▶ [SUPPLIED RECORDS]
____________

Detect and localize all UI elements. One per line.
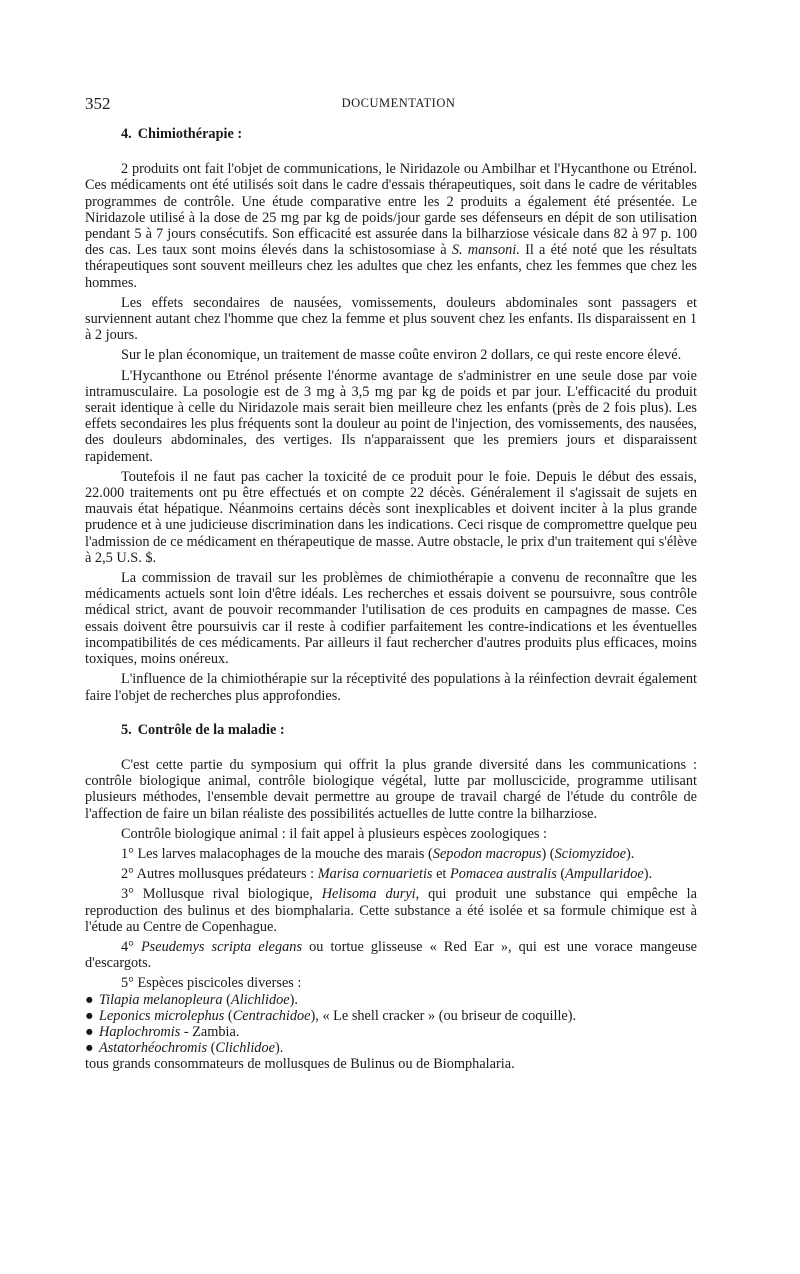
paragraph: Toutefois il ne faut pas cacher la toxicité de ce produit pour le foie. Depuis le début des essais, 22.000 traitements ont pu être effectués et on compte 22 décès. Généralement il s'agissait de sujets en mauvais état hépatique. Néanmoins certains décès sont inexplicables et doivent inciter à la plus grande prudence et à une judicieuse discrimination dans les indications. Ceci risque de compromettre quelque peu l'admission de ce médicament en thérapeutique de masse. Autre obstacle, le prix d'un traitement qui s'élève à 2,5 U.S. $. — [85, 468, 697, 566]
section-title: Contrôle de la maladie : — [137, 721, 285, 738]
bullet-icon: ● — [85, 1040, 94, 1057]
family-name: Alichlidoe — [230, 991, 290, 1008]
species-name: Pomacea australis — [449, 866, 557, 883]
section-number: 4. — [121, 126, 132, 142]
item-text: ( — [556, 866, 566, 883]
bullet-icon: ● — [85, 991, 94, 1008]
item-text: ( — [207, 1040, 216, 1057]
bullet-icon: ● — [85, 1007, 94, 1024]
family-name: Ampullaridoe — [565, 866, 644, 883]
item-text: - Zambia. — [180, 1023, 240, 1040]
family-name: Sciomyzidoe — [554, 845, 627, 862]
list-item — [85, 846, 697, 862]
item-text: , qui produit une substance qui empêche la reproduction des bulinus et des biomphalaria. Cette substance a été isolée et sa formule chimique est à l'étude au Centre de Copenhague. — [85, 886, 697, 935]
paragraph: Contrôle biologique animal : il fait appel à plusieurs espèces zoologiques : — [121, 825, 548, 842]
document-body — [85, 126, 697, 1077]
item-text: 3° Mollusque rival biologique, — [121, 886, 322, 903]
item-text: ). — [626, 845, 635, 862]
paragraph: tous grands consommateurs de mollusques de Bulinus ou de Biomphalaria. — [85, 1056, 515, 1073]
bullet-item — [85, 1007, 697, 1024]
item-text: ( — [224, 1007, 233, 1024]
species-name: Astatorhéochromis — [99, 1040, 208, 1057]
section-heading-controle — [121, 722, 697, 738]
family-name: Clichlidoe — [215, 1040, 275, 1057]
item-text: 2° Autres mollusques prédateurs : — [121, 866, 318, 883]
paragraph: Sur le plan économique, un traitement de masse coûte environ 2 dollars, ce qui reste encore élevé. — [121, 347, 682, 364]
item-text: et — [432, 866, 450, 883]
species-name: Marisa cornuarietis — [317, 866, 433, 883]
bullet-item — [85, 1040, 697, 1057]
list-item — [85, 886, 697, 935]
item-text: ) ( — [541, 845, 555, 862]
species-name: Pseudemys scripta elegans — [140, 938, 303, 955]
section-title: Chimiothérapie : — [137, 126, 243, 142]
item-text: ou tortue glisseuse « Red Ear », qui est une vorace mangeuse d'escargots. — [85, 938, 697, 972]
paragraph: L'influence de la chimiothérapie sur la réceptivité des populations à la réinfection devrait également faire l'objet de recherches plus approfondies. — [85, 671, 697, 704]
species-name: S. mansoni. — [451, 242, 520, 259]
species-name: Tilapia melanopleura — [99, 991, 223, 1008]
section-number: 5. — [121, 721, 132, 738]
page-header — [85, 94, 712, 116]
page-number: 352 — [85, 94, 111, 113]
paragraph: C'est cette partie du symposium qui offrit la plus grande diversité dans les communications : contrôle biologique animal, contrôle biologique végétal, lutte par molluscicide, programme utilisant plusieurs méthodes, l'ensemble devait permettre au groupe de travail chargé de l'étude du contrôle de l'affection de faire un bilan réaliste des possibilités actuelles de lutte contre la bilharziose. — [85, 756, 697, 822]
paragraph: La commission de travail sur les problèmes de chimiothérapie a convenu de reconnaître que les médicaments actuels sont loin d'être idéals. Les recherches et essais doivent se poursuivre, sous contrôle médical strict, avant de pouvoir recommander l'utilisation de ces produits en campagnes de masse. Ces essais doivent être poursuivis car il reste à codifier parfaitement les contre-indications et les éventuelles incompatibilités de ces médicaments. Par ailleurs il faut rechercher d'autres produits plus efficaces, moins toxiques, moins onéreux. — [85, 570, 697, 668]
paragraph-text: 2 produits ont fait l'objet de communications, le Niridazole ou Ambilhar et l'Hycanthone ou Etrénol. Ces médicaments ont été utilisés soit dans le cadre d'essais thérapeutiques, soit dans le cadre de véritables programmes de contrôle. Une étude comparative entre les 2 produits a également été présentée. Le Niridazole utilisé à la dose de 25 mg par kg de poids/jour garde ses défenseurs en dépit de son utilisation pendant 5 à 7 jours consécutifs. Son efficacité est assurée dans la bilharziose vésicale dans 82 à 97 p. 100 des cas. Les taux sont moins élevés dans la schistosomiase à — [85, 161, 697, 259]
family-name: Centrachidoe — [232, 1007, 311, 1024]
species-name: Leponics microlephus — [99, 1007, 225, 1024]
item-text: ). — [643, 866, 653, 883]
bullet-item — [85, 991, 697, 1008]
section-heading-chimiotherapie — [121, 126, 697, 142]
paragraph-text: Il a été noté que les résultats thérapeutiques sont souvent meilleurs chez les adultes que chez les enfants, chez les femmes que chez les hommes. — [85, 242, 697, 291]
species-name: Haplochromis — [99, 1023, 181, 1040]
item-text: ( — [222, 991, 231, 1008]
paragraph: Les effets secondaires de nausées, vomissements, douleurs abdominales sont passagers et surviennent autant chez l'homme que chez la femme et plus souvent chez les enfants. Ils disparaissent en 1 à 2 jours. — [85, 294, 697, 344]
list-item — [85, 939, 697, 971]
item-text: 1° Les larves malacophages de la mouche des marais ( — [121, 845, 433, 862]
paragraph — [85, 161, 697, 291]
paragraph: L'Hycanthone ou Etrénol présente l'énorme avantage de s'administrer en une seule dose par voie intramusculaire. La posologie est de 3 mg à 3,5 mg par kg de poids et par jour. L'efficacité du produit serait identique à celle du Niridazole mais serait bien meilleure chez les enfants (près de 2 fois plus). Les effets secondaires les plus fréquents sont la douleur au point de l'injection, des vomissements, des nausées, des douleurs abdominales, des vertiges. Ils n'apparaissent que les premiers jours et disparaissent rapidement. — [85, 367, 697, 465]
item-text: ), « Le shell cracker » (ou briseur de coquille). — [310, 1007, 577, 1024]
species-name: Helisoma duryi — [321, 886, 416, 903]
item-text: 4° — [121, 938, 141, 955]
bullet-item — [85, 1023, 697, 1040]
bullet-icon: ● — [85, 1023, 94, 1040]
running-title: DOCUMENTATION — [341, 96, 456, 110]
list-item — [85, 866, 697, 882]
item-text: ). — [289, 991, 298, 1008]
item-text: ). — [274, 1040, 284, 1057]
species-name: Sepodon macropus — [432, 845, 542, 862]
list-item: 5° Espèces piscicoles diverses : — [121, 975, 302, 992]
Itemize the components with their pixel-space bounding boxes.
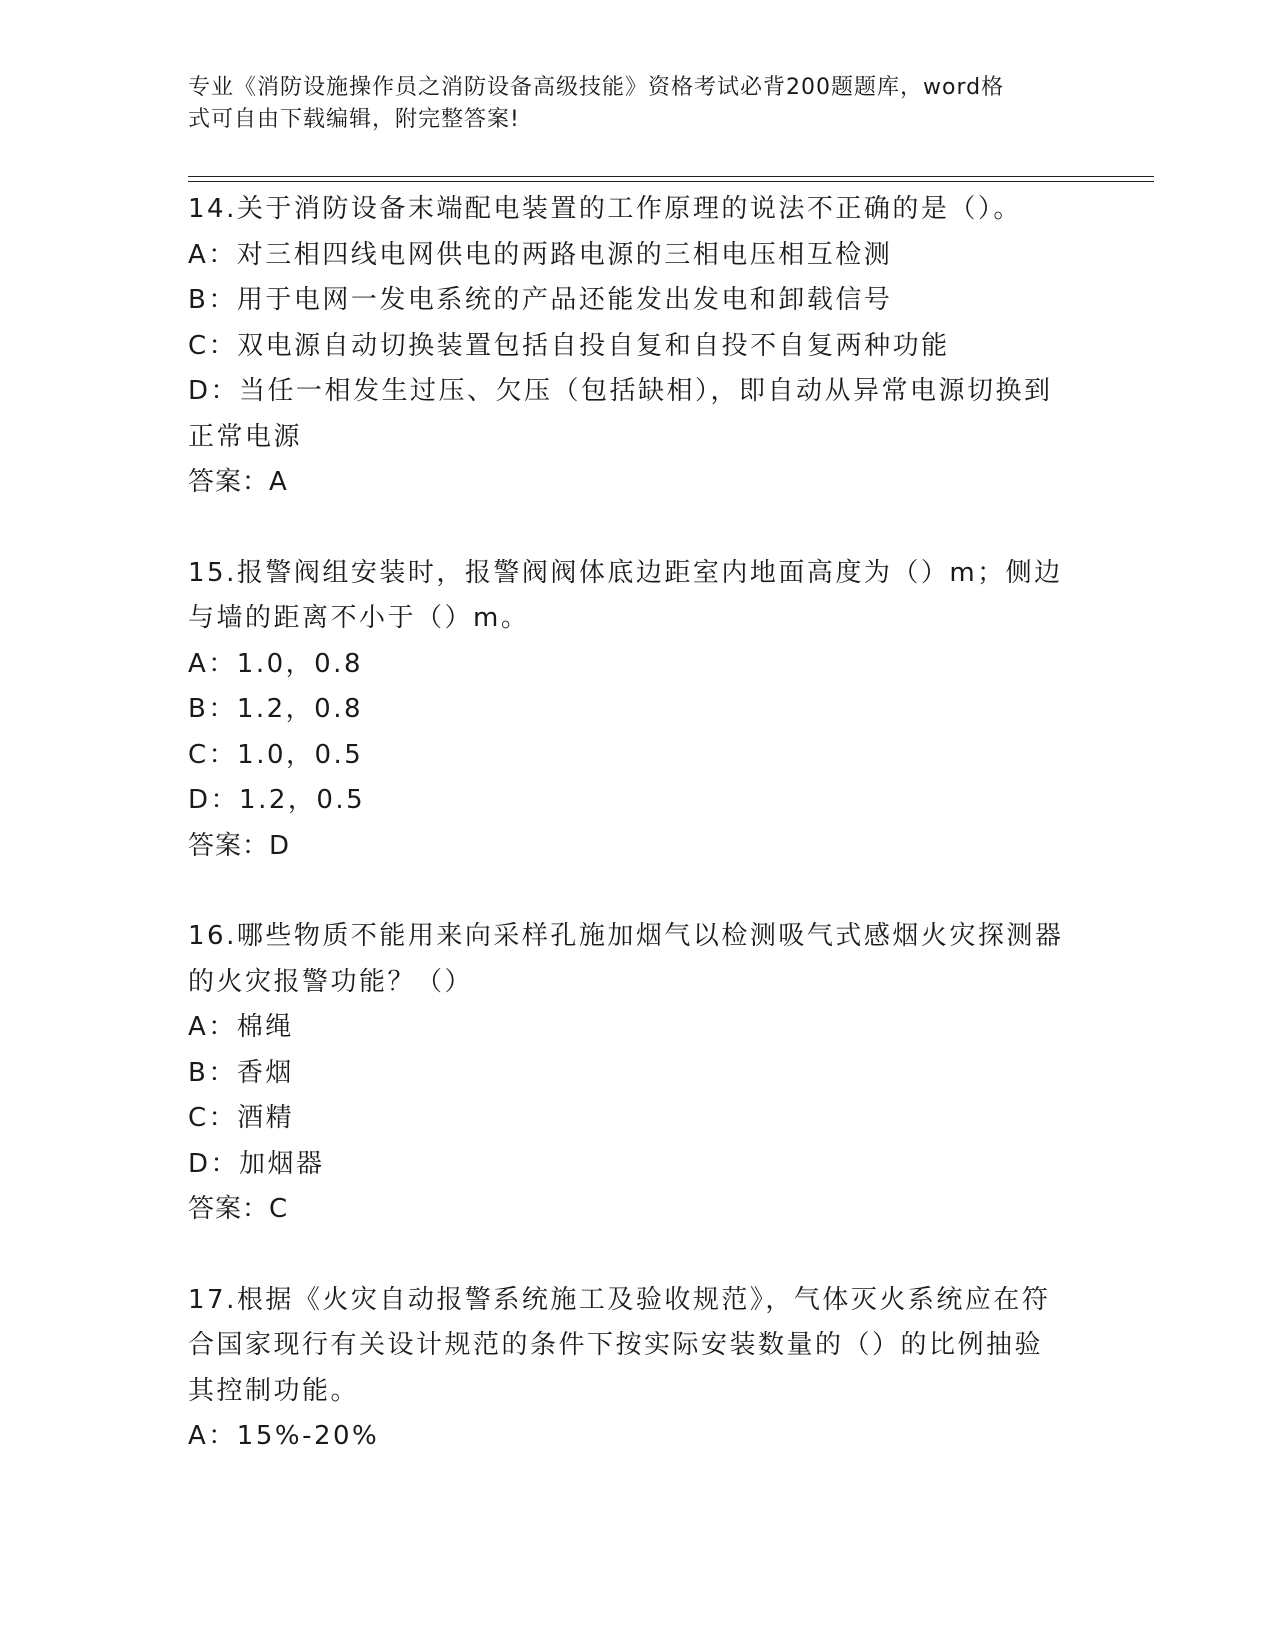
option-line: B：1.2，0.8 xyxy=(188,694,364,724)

____________

▶ [INSTRUCTIONS TO FOLLOW] Reproduce verbatim the part of the records that opens with the line containing "paragraph: Toutefois il" and closes with the line containing "item-text: , qui", both lines included.

▶ [REPLY TO THE EXERCISE]
paragraph: Toutefois il ne faut pas cacher la toxicité de ce produit pour le foie. Depuis le début des essais, 22.000 traitements ont pu être effectués et on compte 22 décès. Généralement il s'agissait de sujets en mauvais état hépatique. Néanmoins certains décès sont inexplicables et doivent inciter à la plus grande prudence et à une judicieuse discrimination dans les indications. Ceci risque de compromettre quelque peu l'admission de ce médicament en thérapeutique de masse. Autre obstacle, le prix d'un traitement qui s'élève à 2,5 U.S. $. — [85, 468, 697, 566]
section-title: Contrôle de la maladie : — [137, 721, 285, 738]
bullet-icon: ● — [85, 1040, 94, 1057]
family-name: Alichlidoe — [230, 991, 290, 1008]
species-name: Pomacea australis — [449, 866, 557, 883]
section-number: 4. — [121, 126, 132, 142]
item-text: ( — [556, 866, 566, 883]
bullet-icon: ● — [85, 991, 94, 1008]
item-text: ( — [207, 1040, 216, 1057]
bullet-icon: ● — [85, 1007, 94, 1024]
family-name: Ampullaridoe — [565, 866, 644, 883]
item-text: - Zambia. — [180, 1023, 240, 1040]
family-name: Sciomyzidoe — [554, 845, 627, 862]
list-item — [85, 846, 697, 862]
item-text: , qui produit une substance qui empêche la reproduction des bulinus et des biomphalaria. Cette substance a été isolée et sa formule chimique est à l'étude au Centre de Copenhague. — [85, 886, 697, 935]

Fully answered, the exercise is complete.